REQUIRED TASK = Write every record out again exactly as given.

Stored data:
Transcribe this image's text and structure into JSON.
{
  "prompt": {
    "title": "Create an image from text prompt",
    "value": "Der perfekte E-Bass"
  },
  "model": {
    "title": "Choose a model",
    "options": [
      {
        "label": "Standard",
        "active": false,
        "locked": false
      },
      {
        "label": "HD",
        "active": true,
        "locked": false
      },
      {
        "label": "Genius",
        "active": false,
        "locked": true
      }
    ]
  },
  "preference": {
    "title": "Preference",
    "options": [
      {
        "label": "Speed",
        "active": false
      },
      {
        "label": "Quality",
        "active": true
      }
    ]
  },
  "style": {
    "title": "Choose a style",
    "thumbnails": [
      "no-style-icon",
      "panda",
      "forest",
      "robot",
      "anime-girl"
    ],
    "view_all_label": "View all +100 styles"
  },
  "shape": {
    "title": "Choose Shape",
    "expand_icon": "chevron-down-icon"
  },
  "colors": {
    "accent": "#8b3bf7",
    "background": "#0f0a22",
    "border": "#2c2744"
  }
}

WRITTEN ANSWER =
Transcribe this image's text and structure into JSON.
{
  "prompt": {
    "title": "Create an image from text prompt",
    "value": "Der perfekte E-Bass"
  },
  "model": {
    "title": "Choose a model",
    "options": [
      {
        "label": "Standard",
        "active": false,
        "locked": false
      },
      {
        "label": "HD",
        "active": true,
        "locked": false
      },
      {
        "label": "Genius",
        "active": false,
        "locked": true
      }
    ]
  },
  "preference": {
    "title": "Preference",
    "options": [
      {
        "label": "Speed",
        "active": false
      },
      {
        "label": "Quality",
        "active": true
      }
    ]
  },
  "style": {
    "title": "Choose a style",
    "thumbnails": [
      "no-style-icon",
      "panda",
      "forest",
      "robot",
      "anime-girl"
    ],
    "view_all_label": "View all +100 styles"
  },
  "shape": {
    "title": "Choose Shape",
    "expand_icon": "chevron-down-icon"
  },
  "colors": {
    "accent": "#8b3bf7",
    "background": "#0f0a22",
    "border": "#2c2744"
  }
}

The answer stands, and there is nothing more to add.